--- Start Data entries ---

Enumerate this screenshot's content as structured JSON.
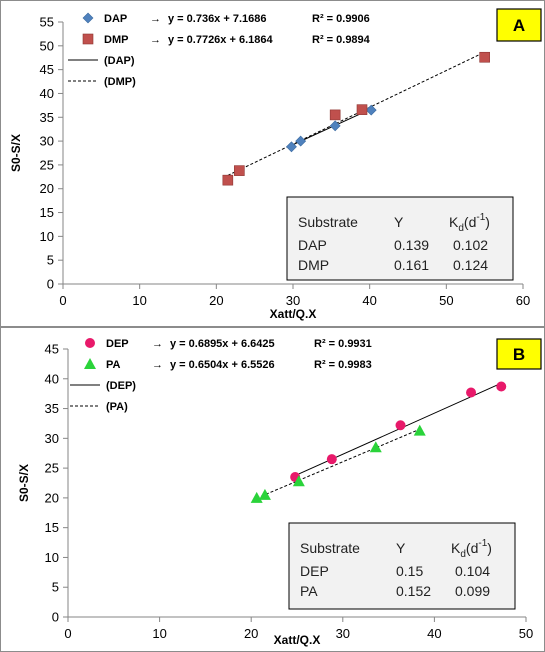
{
  "chart_data": [
    {
      "type": "scatter",
      "panel_label": "A",
      "xlabel": "Xatt/Q.X",
      "ylabel": "S0-S/X",
      "xlim": [
        0,
        60
      ],
      "ylim": [
        0,
        55
      ],
      "xticks": [
        0,
        10,
        20,
        30,
        40,
        50,
        60
      ],
      "yticks": [
        0,
        5,
        10,
        15,
        20,
        25,
        30,
        35,
        40,
        45,
        50,
        55
      ],
      "grid": false,
      "legend_position": "top-left",
      "series": [
        {
          "name": "DAP",
          "marker": "diamond",
          "color": "#4f81bd",
          "equation": "y = 0.736x + 7.1686",
          "r2": "R² = 0.9906",
          "fit_label": "(DAP)",
          "fit_style": "solid",
          "slope": 0.736,
          "intercept": 7.1686,
          "points": [
            [
              29.8,
              28.8
            ],
            [
              31,
              30
            ],
            [
              35.5,
              33.2
            ],
            [
              40.2,
              36.5
            ]
          ]
        },
        {
          "name": "DMP",
          "marker": "square",
          "color": "#c0504d",
          "equation": "y = 0.7726x + 6.1864",
          "r2": "R² = 0.9894",
          "fit_label": "(DMP)",
          "fit_style": "dashed",
          "slope": 0.7726,
          "intercept": 6.1864,
          "points": [
            [
              21.5,
              21.8
            ],
            [
              23,
              23.8
            ],
            [
              35.5,
              35.5
            ],
            [
              39,
              36.6
            ],
            [
              55,
              47.6
            ]
          ]
        }
      ],
      "table": {
        "headers": [
          "Substrate",
          "Y",
          "Kd(d-1)"
        ],
        "kd_base": "K",
        "kd_sub": "d",
        "kd_tail": "(d",
        "kd_sup": "-1",
        "kd_close": ")",
        "rows": [
          [
            "DAP",
            "0.139",
            "0.102"
          ],
          [
            "DMP",
            "0.161",
            "0.124"
          ]
        ]
      }
    },
    {
      "type": "scatter",
      "panel_label": "B",
      "xlabel": "Xatt/Q.X",
      "ylabel": "S0-S/X",
      "xlim": [
        0,
        50
      ],
      "ylim": [
        0,
        45
      ],
      "xticks": [
        0,
        10,
        20,
        30,
        40,
        50
      ],
      "yticks": [
        0,
        5,
        10,
        15,
        20,
        25,
        30,
        35,
        40,
        45
      ],
      "grid": false,
      "legend_position": "top-left",
      "series": [
        {
          "name": "DEP",
          "marker": "circle",
          "color": "#e8196a",
          "equation": "y = 0.6895x + 6.6425",
          "r2": "R² = 0.9931",
          "fit_label": "(DEP)",
          "fit_style": "solid",
          "slope": 0.6895,
          "intercept": 6.6425,
          "points": [
            [
              24.8,
              23.5
            ],
            [
              28.8,
              26.5
            ],
            [
              36.3,
              32.2
            ],
            [
              44,
              37.7
            ],
            [
              47.3,
              38.7
            ]
          ]
        },
        {
          "name": "PA",
          "marker": "triangle",
          "color": "#2ad33a",
          "equation": "y = 0.6504x + 6.5526",
          "r2": "R² = 0.9983",
          "fit_label": "(PA)",
          "fit_style": "dashed",
          "slope": 0.6504,
          "intercept": 6.5526,
          "points": [
            [
              20.6,
              20
            ],
            [
              21.5,
              20.5
            ],
            [
              25.2,
              22.8
            ],
            [
              33.6,
              28.5
            ],
            [
              38.4,
              31.3
            ]
          ]
        }
      ],
      "table": {
        "headers": [
          "Substrate",
          "Y",
          "Kd(d-1)"
        ],
        "kd_base": "K",
        "kd_sub": "d",
        "kd_tail": "(d",
        "kd_sup": "-1",
        "kd_close": ")",
        "rows": [
          [
            "DEP",
            "0.15",
            "0.104"
          ],
          [
            "PA",
            "0.152",
            "0.099"
          ]
        ]
      }
    }
  ]
}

--- End Data entries ---

• [What this task involves]: Every record is to be reproduced exactly, with no pictures included.

• [Task result]:
Enumerate this screenshot's content as structured JSON.
{
  "chart_data": [
    {
      "type": "scatter",
      "panel_label": "A",
      "xlabel": "Xatt/Q.X",
      "ylabel": "S0-S/X",
      "xlim": [
        0,
        60
      ],
      "ylim": [
        0,
        55
      ],
      "xticks": [
        0,
        10,
        20,
        30,
        40,
        50,
        60
      ],
      "yticks": [
        0,
        5,
        10,
        15,
        20,
        25,
        30,
        35,
        40,
        45,
        50,
        55
      ],
      "grid": false,
      "legend_position": "top-left",
      "series": [
        {
          "name": "DAP",
          "marker": "diamond",
          "color": "#4f81bd",
          "equation": "y = 0.736x + 7.1686",
          "r2": "R² = 0.9906",
          "fit_label": "(DAP)",
          "fit_style": "solid",
          "slope": 0.736,
          "intercept": 7.1686,
          "points": [
            [
              29.8,
              28.8
            ],
            [
              31,
              30
            ],
            [
              35.5,
              33.2
            ],
            [
              40.2,
              36.5
            ]
          ]
        },
        {
          "name": "DMP",
          "marker": "square",
          "color": "#c0504d",
          "equation": "y = 0.7726x + 6.1864",
          "r2": "R² = 0.9894",
          "fit_label": "(DMP)",
          "fit_style": "dashed",
          "slope": 0.7726,
          "intercept": 6.1864,
          "points": [
            [
              21.5,
              21.8
            ],
            [
              23,
              23.8
            ],
            [
              35.5,
              35.5
            ],
            [
              39,
              36.6
            ],
            [
              55,
              47.6
            ]
          ]
        }
      ],
      "table": {
        "headers": [
          "Substrate",
          "Y",
          "Kd(d-1)"
        ],
        "kd_base": "K",
        "kd_sub": "d",
        "kd_tail": "(d",
        "kd_sup": "-1",
        "kd_close": ")",
        "rows": [
          [
            "DAP",
            "0.139",
            "0.102"
          ],
          [
            "DMP",
            "0.161",
            "0.124"
          ]
        ]
      }
    },
    {
      "type": "scatter",
      "panel_label": "B",
      "xlabel": "Xatt/Q.X",
      "ylabel": "S0-S/X",
      "xlim": [
        0,
        50
      ],
      "ylim": [
        0,
        45
      ],
      "xticks": [
        0,
        10,
        20,
        30,
        40,
        50
      ],
      "yticks": [
        0,
        5,
        10,
        15,
        20,
        25,
        30,
        35,
        40,
        45
      ],
      "grid": false,
      "legend_position": "top-left",
      "series": [
        {
          "name": "DEP",
          "marker": "circle",
          "color": "#e8196a",
          "equation": "y = 0.6895x + 6.6425",
          "r2": "R² = 0.9931",
          "fit_label": "(DEP)",
          "fit_style": "solid",
          "slope": 0.6895,
          "intercept": 6.6425,
          "points": [
            [
              24.8,
              23.5
            ],
            [
              28.8,
              26.5
            ],
            [
              36.3,
              32.2
            ],
            [
              44,
              37.7
            ],
            [
              47.3,
              38.7
            ]
          ]
        },
        {
          "name": "PA",
          "marker": "triangle",
          "color": "#2ad33a",
          "equation": "y = 0.6504x + 6.5526",
          "r2": "R² = 0.9983",
          "fit_label": "(PA)",
          "fit_style": "dashed",
          "slope": 0.6504,
          "intercept": 6.5526,
          "points": [
            [
              20.6,
              20
            ],
            [
              21.5,
              20.5
            ],
            [
              25.2,
              22.8
            ],
            [
              33.6,
              28.5
            ],
            [
              38.4,
              31.3
            ]
          ]
        }
      ],
      "table": {
        "headers": [
          "Substrate",
          "Y",
          "Kd(d-1)"
        ],
        "kd_base": "K",
        "kd_sub": "d",
        "kd_tail": "(d",
        "kd_sup": "-1",
        "kd_close": ")",
        "rows": [
          [
            "DEP",
            "0.15",
            "0.104"
          ],
          [
            "PA",
            "0.152",
            "0.099"
          ]
        ]
      }
    }
  ]
}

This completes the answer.